● **Written request**
Filter the records below and copy every line containing the word "Calls".

------------------------------------------------------------

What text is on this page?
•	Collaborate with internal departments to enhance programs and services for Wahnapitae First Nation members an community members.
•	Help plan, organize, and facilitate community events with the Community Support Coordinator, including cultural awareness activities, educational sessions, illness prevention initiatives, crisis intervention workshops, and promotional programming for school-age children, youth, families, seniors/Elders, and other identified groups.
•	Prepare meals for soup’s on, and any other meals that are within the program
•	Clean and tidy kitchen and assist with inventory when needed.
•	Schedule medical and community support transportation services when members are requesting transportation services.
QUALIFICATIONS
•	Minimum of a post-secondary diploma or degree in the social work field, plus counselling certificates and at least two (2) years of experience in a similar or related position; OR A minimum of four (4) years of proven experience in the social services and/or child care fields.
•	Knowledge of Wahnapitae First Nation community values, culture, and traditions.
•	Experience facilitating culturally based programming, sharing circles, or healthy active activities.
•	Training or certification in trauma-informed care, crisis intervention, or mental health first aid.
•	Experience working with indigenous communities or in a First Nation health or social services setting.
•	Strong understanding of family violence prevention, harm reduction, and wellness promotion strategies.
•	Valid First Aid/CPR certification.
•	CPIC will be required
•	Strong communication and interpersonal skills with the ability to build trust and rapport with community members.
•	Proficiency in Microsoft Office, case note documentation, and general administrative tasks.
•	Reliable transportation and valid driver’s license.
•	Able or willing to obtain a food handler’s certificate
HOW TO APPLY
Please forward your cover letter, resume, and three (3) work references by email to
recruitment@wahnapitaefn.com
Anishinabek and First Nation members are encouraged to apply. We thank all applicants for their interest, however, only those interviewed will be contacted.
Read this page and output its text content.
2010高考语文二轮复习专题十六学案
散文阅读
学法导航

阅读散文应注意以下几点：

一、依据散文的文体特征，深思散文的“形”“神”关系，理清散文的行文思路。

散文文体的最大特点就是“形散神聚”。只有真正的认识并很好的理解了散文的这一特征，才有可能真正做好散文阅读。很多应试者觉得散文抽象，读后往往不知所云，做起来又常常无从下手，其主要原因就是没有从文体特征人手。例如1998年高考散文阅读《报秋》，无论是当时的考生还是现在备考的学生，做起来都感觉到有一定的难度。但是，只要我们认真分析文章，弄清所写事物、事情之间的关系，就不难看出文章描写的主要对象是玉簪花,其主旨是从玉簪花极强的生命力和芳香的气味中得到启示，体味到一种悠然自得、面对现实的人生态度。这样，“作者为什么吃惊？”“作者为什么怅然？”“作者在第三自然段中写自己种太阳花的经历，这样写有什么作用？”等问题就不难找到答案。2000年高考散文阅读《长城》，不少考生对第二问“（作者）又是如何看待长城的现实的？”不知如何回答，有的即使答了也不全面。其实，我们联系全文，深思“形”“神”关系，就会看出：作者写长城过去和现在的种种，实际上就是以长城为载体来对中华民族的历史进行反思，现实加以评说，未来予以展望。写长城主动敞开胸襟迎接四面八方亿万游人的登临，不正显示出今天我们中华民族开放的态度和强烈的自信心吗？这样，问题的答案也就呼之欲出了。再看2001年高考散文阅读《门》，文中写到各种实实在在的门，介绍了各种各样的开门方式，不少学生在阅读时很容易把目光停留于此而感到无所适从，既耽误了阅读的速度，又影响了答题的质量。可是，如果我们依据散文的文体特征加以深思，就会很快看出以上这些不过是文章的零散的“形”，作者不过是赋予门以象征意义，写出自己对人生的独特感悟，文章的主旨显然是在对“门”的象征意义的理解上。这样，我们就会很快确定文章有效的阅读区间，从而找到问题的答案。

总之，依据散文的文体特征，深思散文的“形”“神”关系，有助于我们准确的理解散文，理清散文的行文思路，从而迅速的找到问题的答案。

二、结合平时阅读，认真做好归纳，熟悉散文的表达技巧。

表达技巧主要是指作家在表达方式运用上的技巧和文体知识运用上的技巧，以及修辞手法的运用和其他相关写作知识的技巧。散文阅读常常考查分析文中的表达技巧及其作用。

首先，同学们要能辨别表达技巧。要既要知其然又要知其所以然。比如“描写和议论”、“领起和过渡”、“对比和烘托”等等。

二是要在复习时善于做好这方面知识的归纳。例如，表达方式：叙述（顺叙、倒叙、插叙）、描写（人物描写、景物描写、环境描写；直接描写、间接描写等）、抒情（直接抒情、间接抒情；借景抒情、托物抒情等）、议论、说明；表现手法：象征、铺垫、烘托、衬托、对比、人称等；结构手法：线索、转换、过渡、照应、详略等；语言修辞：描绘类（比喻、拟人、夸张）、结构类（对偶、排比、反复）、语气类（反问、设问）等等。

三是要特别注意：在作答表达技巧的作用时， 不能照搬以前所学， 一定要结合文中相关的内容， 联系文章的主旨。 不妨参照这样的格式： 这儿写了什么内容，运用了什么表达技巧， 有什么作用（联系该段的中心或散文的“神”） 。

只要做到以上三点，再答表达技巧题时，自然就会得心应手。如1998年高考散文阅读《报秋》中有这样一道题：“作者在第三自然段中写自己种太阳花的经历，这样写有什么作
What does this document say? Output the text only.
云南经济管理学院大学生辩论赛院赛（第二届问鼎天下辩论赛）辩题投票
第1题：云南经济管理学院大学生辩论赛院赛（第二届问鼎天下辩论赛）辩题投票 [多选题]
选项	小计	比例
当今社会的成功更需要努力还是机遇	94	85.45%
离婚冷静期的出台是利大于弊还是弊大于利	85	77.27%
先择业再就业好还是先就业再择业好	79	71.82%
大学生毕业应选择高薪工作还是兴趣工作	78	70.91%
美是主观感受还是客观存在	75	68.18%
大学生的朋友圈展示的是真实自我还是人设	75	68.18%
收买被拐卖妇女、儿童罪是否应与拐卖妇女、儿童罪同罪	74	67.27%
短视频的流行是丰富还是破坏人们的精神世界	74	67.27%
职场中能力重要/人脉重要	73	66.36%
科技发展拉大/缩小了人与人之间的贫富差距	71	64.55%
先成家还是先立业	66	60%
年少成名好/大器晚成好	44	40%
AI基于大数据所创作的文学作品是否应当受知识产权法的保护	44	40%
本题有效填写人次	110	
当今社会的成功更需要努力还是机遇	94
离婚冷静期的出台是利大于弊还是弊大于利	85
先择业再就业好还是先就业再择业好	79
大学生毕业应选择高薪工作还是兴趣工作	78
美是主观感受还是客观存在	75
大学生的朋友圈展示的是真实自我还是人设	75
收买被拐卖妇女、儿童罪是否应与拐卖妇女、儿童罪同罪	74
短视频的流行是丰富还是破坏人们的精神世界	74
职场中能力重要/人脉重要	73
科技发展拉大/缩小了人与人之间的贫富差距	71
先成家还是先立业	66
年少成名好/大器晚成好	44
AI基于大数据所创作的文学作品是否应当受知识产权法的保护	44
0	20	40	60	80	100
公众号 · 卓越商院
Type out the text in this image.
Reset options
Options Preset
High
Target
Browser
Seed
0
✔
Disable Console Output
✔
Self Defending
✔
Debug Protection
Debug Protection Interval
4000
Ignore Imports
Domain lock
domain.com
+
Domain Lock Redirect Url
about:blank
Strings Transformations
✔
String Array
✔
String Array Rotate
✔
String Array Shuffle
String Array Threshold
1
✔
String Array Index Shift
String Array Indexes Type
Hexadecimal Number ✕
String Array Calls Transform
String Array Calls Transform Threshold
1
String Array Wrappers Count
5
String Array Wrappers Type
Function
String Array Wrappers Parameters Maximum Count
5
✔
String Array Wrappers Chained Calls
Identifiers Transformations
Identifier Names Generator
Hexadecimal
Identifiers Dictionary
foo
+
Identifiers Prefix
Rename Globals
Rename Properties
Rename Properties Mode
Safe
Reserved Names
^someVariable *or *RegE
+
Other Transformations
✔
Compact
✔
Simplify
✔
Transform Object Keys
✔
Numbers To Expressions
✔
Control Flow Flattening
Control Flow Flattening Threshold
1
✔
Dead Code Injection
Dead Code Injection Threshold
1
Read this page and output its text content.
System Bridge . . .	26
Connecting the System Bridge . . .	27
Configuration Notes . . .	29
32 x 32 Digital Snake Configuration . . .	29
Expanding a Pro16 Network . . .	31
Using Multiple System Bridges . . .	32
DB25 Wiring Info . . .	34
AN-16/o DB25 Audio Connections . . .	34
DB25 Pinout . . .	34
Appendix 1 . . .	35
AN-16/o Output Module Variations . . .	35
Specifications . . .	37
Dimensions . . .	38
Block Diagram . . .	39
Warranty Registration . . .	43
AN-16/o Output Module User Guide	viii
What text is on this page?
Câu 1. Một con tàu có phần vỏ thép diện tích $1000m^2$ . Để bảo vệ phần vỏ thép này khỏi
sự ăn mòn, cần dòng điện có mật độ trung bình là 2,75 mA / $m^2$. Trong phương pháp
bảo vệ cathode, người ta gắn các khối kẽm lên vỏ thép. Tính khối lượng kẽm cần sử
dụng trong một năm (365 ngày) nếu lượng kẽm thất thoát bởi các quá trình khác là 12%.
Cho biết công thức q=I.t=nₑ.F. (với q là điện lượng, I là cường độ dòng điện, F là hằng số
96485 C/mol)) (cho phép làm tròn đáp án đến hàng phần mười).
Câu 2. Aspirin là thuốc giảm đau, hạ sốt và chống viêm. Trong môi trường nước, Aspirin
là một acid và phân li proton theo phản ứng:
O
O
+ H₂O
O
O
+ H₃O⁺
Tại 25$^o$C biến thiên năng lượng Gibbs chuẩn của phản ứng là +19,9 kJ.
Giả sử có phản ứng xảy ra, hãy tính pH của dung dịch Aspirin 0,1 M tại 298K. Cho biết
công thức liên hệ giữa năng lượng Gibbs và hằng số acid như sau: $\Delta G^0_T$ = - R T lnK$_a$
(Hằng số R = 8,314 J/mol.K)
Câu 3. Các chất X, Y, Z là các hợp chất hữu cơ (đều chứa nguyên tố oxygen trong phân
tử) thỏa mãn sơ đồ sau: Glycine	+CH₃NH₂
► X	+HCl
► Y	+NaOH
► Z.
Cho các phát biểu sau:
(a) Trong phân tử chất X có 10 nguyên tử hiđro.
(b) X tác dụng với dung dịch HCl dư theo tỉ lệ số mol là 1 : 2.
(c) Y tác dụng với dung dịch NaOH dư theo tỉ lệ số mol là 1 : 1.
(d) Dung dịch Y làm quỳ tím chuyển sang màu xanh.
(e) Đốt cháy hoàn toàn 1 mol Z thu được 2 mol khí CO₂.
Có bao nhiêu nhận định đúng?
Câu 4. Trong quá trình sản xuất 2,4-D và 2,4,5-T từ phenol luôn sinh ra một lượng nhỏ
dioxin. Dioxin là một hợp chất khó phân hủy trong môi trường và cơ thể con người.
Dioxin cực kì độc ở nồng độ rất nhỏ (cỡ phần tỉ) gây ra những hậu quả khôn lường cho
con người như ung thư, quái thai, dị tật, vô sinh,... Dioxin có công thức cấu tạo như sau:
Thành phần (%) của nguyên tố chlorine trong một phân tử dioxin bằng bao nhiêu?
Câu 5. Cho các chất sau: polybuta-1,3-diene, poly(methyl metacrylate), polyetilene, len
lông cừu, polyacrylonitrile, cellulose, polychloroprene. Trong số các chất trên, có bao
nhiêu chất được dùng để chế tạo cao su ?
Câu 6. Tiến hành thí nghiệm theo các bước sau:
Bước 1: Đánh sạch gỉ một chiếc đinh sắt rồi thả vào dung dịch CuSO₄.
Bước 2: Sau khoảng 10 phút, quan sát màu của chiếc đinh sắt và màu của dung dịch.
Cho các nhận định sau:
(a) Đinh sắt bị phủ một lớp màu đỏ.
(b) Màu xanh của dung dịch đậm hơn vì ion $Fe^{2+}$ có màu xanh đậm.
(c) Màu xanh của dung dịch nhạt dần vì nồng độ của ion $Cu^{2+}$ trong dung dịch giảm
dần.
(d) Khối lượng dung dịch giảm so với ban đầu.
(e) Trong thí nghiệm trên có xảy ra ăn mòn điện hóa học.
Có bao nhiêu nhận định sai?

------------------------------------------------------------

● **Result for this task**
String Array Calls Transform
String Array Calls Transform Threshold
String Array Wrappers Chained Calls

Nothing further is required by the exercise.